- [JOB]: Set every record down verbatim and omit the pictures.

======== TASK INPUT ========

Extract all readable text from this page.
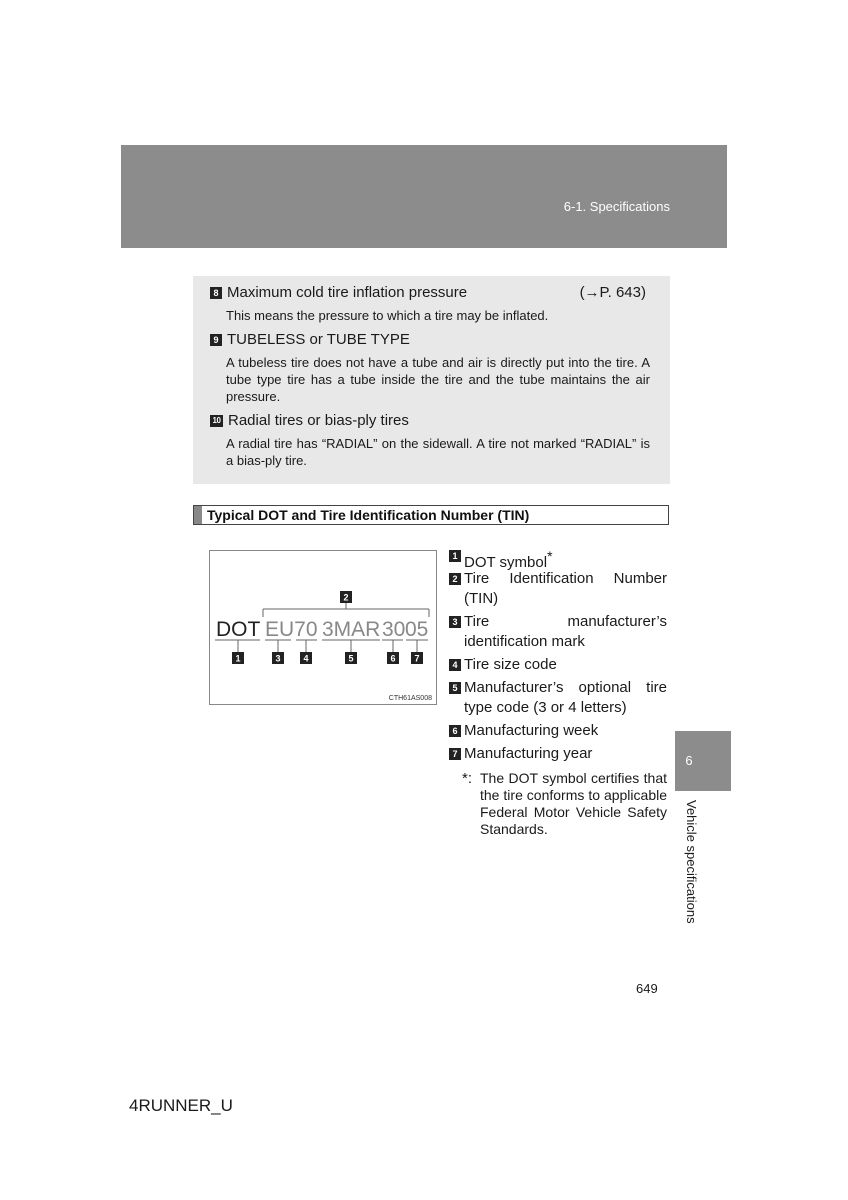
6-1. Specifications
8 Maximum cold tire inflation pressure	(→P. 643)
This means the pressure to which a tire may be inflated.
9 TUBELESS or TUBE TYPE
A tubeless tire does not have a tube and air is directly put into the tire. A tube type tire has a tube inside the tire and the tube maintains the air pressure.
10 Radial tires or bias-ply tires
A radial tire has “RADIAL” on the sidewall. A tire not marked “RADIAL” is a bias-ply tire.
Typical DOT and Tire Identification Number (TIN)
2
DOT EU70 3MAR 30 05
1	3	4	5	6 7
CTH61AS008
1 DOT symbol*
2 Tire Identification Number (TIN)
3 Tire manufacturer’s identification mark
4 Tire size code
5 Manufacturer’s optional tire type code (3 or 4 letters)
6 Manufacturing week
7 Manufacturing year
*: The DOT symbol certifies that the tire conforms to applicable Federal Motor Vehicle Safety Standards.
6
Vehicle specifications
649
4RUNNER_U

========

- [TASK OUTPUT]:
Extract all readable text from this page.
6-1. Specifications
8 Maximum cold tire inflation pressure	(→P. 643)
This means the pressure to which a tire may be inflated.
9 TUBELESS or TUBE TYPE
A tubeless tire does not have a tube and air is directly put into the tire. A tube type tire has a tube inside the tire and the tube maintains the air pressure.
10 Radial tires or bias-ply tires
A radial tire has “RADIAL” on the sidewall. A tire not marked “RADIAL” is a bias-ply tire.
Typical DOT and Tire Identification Number (TIN)
2
DOT EU70 3MAR 30 05
1	3	4	5	6 7
CTH61AS008
1 DOT symbol*
2 Tire Identification Number (TIN)
3 Tire manufacturer’s identification mark
4 Tire size code
5 Manufacturer’s optional tire type code (3 or 4 letters)
6 Manufacturing week
7 Manufacturing year
*: The DOT symbol certifies that the tire conforms to applicable Federal Motor Vehicle Safety Standards.
6
Vehicle specifications
649
4RUNNER_U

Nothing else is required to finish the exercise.